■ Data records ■
----

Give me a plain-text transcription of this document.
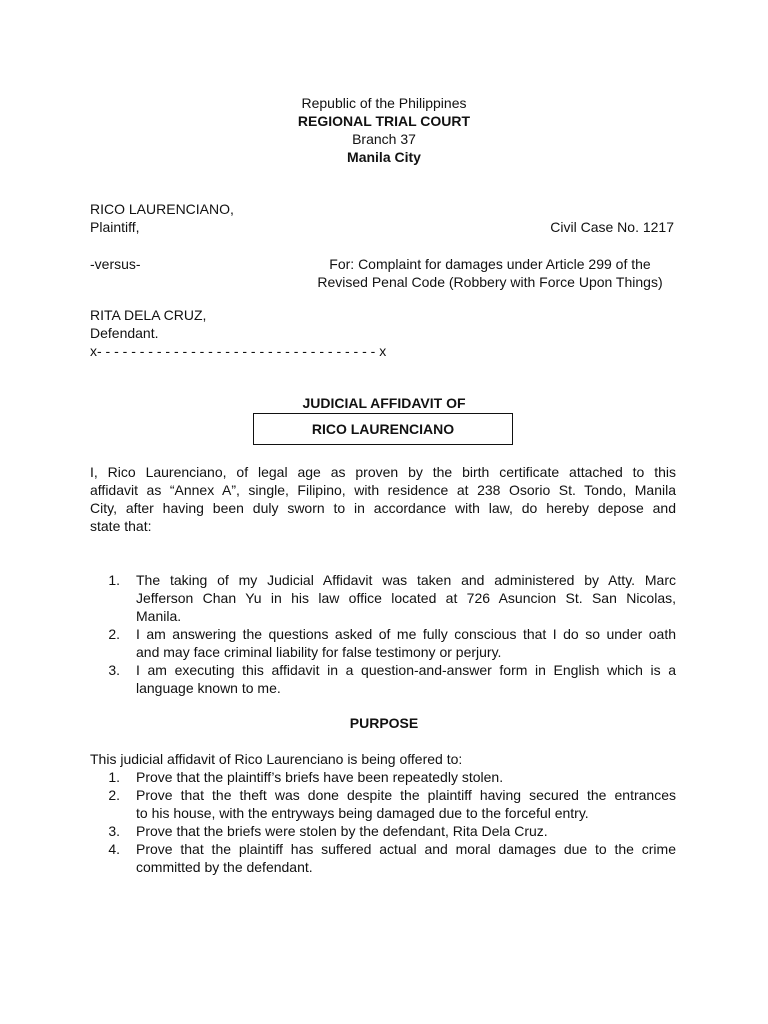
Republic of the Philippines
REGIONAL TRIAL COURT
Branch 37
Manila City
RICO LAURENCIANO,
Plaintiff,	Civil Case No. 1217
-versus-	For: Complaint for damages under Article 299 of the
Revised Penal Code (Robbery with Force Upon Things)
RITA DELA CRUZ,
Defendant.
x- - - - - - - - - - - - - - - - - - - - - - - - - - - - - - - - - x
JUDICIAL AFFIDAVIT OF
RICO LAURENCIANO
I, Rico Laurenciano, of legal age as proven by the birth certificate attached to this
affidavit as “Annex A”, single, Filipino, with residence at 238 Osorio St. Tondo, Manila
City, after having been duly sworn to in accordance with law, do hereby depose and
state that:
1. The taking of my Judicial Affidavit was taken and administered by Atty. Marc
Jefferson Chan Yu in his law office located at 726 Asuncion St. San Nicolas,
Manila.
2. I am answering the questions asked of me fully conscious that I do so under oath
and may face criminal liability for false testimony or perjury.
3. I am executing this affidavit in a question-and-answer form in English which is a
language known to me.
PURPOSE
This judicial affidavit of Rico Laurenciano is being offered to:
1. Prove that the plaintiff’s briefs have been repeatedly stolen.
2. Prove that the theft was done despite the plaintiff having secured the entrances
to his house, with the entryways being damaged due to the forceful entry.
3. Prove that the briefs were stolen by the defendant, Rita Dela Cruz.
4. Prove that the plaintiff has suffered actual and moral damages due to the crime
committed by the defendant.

----

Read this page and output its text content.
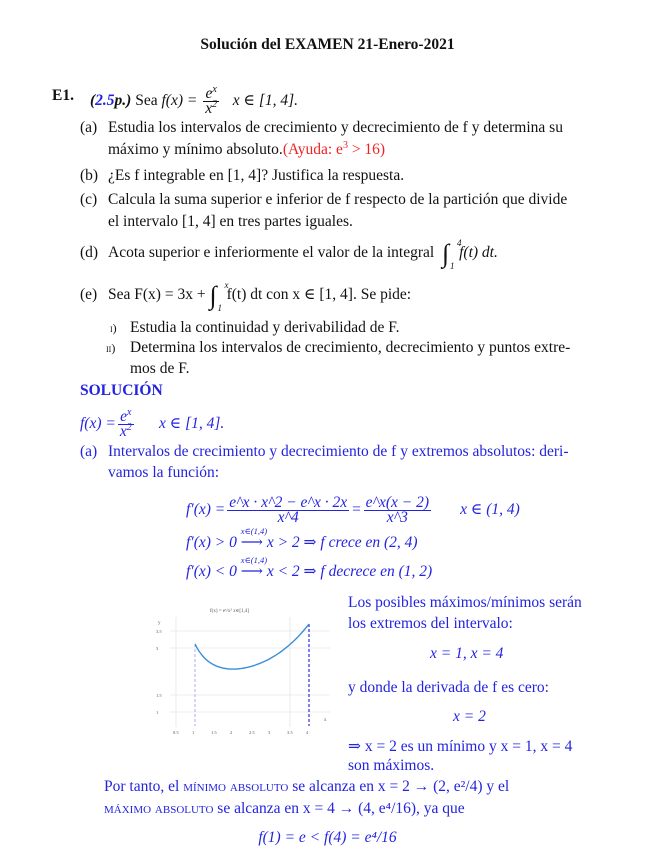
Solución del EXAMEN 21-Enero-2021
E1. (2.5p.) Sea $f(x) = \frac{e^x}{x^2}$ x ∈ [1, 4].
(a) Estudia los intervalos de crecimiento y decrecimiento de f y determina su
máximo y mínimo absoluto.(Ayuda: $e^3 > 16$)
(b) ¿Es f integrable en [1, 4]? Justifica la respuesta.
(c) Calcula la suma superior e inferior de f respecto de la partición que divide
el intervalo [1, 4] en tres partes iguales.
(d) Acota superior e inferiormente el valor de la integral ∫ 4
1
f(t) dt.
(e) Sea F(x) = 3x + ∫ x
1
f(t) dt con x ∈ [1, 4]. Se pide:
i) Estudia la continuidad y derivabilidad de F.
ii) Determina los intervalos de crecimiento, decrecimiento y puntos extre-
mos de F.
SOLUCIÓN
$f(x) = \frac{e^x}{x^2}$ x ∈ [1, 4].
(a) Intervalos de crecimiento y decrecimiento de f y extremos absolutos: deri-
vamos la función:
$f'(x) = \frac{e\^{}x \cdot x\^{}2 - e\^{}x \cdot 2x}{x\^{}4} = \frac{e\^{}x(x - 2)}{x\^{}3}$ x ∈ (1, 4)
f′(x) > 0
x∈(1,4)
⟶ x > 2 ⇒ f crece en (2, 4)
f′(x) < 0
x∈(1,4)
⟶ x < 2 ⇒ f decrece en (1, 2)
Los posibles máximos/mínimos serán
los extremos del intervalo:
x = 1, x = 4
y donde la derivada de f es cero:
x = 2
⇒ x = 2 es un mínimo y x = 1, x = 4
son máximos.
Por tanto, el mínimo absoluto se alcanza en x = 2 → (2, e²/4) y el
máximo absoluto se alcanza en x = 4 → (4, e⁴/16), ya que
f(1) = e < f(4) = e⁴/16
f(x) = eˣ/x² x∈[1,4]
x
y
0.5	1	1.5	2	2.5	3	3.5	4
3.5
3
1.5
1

----

■ What the exercise asks ■
Work out how many lines of the data above contain the string "City" and give the number alone.

■ Correct result ■
2